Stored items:
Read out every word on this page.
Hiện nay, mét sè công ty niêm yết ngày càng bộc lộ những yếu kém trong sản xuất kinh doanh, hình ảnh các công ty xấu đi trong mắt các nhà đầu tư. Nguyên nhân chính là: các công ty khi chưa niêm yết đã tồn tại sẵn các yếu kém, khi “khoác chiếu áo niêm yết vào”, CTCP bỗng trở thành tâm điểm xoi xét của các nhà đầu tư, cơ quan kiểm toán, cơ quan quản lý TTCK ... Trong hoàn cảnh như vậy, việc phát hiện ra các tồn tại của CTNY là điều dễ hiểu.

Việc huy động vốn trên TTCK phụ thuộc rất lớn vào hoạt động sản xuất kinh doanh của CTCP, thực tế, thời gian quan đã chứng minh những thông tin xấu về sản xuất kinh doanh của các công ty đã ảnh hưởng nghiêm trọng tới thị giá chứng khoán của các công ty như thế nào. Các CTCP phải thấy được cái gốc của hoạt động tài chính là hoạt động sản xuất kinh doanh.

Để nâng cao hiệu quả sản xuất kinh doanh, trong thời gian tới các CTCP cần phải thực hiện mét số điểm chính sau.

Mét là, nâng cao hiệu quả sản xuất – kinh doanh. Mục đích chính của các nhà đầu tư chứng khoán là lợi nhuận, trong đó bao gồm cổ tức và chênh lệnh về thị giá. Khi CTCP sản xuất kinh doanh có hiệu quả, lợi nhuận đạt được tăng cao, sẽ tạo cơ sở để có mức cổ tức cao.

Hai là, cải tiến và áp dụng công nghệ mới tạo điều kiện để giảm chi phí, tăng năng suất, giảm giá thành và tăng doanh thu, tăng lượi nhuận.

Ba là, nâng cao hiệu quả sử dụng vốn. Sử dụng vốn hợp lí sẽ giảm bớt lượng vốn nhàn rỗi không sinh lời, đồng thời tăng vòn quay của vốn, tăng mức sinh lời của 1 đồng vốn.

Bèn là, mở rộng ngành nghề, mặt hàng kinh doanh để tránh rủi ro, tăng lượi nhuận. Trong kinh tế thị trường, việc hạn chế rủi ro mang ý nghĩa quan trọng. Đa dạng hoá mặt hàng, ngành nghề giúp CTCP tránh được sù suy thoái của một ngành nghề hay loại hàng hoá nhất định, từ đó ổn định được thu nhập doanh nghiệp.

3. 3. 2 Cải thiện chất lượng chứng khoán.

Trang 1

__Task__:
Take the entries above and transcribe them in full.

__Output of the exercise__:
Read out every word on this page.
Hiện nay, mét sè công ty niêm yết ngày càng bộc lộ những yếu kém trong sản xuất kinh doanh, hình ảnh các công ty xấu đi trong mắt các nhà đầu tư. Nguyên nhân chính là: các công ty khi chưa niêm yết đã tồn tại sẵn các yếu kém, khi “khoác chiếu áo niêm yết vào”, CTCP bỗng trở thành tâm điểm xoi xét của các nhà đầu tư, cơ quan kiểm toán, cơ quan quản lý TTCK ... Trong hoàn cảnh như vậy, việc phát hiện ra các tồn tại của CTNY là điều dễ hiểu.

Việc huy động vốn trên TTCK phụ thuộc rất lớn vào hoạt động sản xuất kinh doanh của CTCP, thực tế, thời gian quan đã chứng minh những thông tin xấu về sản xuất kinh doanh của các công ty đã ảnh hưởng nghiêm trọng tới thị giá chứng khoán của các công ty như thế nào. Các CTCP phải thấy được cái gốc của hoạt động tài chính là hoạt động sản xuất kinh doanh.

Để nâng cao hiệu quả sản xuất kinh doanh, trong thời gian tới các CTCP cần phải thực hiện mét số điểm chính sau.

Mét là, nâng cao hiệu quả sản xuất – kinh doanh. Mục đích chính của các nhà đầu tư chứng khoán là lợi nhuận, trong đó bao gồm cổ tức và chênh lệnh về thị giá. Khi CTCP sản xuất kinh doanh có hiệu quả, lợi nhuận đạt được tăng cao, sẽ tạo cơ sở để có mức cổ tức cao.

Hai là, cải tiến và áp dụng công nghệ mới tạo điều kiện để giảm chi phí, tăng năng suất, giảm giá thành và tăng doanh thu, tăng lượi nhuận.

Ba là, nâng cao hiệu quả sử dụng vốn. Sử dụng vốn hợp lí sẽ giảm bớt lượng vốn nhàn rỗi không sinh lời, đồng thời tăng vòn quay của vốn, tăng mức sinh lời của 1 đồng vốn.

Bèn là, mở rộng ngành nghề, mặt hàng kinh doanh để tránh rủi ro, tăng lượi nhuận. Trong kinh tế thị trường, việc hạn chế rủi ro mang ý nghĩa quan trọng. Đa dạng hoá mặt hàng, ngành nghề giúp CTCP tránh được sù suy thoái của một ngành nghề hay loại hàng hoá nhất định, từ đó ổn định được thu nhập doanh nghiệp.

3. 3. 2 Cải thiện chất lượng chứng khoán.

Trang 1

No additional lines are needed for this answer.